Boxed element entries
* START *

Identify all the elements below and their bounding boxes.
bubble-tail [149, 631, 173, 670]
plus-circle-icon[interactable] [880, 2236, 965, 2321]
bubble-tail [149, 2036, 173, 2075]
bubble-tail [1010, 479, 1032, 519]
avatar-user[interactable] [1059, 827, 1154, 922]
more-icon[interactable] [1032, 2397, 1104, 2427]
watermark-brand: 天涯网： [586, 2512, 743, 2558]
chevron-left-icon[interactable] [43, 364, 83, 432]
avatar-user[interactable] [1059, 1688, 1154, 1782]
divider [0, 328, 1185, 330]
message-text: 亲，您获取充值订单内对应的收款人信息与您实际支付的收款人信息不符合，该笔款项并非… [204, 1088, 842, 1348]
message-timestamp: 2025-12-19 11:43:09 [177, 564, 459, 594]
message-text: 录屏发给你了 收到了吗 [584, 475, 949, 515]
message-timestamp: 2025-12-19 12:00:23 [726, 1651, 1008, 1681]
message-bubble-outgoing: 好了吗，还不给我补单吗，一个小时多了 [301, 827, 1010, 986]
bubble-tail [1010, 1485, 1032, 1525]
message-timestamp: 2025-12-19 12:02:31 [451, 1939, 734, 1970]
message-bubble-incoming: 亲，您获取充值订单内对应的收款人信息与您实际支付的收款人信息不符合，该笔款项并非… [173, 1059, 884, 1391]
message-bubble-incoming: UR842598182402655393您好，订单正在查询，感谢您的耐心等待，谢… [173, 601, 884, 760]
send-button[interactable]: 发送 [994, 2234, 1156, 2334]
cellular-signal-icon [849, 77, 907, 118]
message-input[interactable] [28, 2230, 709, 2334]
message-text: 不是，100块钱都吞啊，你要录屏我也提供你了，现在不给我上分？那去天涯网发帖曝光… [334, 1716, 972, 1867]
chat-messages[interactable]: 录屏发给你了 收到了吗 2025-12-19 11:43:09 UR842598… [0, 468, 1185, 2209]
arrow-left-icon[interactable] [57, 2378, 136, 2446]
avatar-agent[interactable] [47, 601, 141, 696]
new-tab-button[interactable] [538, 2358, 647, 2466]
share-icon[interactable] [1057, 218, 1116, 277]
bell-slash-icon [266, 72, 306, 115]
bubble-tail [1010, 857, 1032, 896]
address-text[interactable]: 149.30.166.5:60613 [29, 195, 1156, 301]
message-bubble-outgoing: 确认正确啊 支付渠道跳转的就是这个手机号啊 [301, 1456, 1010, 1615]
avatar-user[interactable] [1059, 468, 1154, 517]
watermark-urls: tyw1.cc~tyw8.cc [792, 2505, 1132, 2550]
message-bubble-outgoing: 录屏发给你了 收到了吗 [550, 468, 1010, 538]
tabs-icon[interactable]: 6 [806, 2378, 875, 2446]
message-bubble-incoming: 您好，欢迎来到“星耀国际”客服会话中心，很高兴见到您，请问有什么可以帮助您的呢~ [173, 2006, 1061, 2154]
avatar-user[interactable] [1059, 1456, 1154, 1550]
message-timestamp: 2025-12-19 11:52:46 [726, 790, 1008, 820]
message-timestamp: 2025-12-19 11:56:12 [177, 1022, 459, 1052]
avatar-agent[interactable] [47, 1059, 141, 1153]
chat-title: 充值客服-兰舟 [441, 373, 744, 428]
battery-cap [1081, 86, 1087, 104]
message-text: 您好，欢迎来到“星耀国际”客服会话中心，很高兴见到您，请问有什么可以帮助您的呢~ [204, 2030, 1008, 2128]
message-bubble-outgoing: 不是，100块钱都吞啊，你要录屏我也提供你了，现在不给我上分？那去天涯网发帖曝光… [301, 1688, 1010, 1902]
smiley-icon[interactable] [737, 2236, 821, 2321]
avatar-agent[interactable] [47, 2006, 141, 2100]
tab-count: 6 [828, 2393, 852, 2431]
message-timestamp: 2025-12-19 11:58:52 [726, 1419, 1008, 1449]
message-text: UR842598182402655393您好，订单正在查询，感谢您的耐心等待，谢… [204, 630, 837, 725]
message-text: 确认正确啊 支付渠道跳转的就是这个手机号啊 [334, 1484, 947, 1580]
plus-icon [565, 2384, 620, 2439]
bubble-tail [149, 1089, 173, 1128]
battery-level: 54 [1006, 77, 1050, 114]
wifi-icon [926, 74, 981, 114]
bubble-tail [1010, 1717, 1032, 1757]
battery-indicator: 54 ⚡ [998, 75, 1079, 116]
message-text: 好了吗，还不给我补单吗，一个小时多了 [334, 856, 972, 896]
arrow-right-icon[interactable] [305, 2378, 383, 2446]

* END *

Aim — Recast the rows from the start through the line holding "message-input[interactable] [28, 2230, 709, 2334]", inclusive, as a JSON list of strings with one string per line and blank lines omitted.

Reply to the exercise —
[
  "Identify all the elements below and their bounding boxes.",
  "bubble-tail [149, 631, 173, 670]",
  "plus-circle-icon[interactable] [880, 2236, 965, 2321]",
  "bubble-tail [149, 2036, 173, 2075]",
  "bubble-tail [1010, 479, 1032, 519]",
  "avatar-user[interactable] [1059, 827, 1154, 922]",
  "more-icon[interactable] [1032, 2397, 1104, 2427]",
  "watermark-brand: 天涯网： [586, 2512, 743, 2558]",
  "chevron-left-icon[interactable] [43, 364, 83, 432]",
  "avatar-user[interactable] [1059, 1688, 1154, 1782]",
  "divider [0, 328, 1185, 330]",
  "message-text: 亲，您获取充值订单内对应的收款人信息与您实际支付的收款人信息不符合，该笔款项并非… [204, 1088, 842, 1348]",
  "message-timestamp: 2025-12-19 11:43:09 [177, 564, 459, 594]",
  "message-text: 录屏发给你了 收到了吗 [584, 475, 949, 515]",
  "message-timestamp: 2025-12-19 12:00:23 [726, 1651, 1008, 1681]",
  "message-bubble-outgoing: 好了吗，还不给我补单吗，一个小时多了 [301, 827, 1010, 986]",
  "bubble-tail [1010, 1485, 1032, 1525]",
  "message-timestamp: 2025-12-19 12:02:31 [451, 1939, 734, 1970]",
  "message-bubble-incoming: 亲，您获取充值订单内对应的收款人信息与您实际支付的收款人信息不符合，该笔款项并非… [173, 1059, 884, 1391]",
  "message-bubble-incoming: UR842598182402655393您好，订单正在查询，感谢您的耐心等待，谢… [173, 601, 884, 760]",
  "send-button[interactable]: 发送 [994, 2234, 1156, 2334]",
  "cellular-signal-icon [849, 77, 907, 118]",
  "message-input[interactable] [28, 2230, 709, 2334]"
]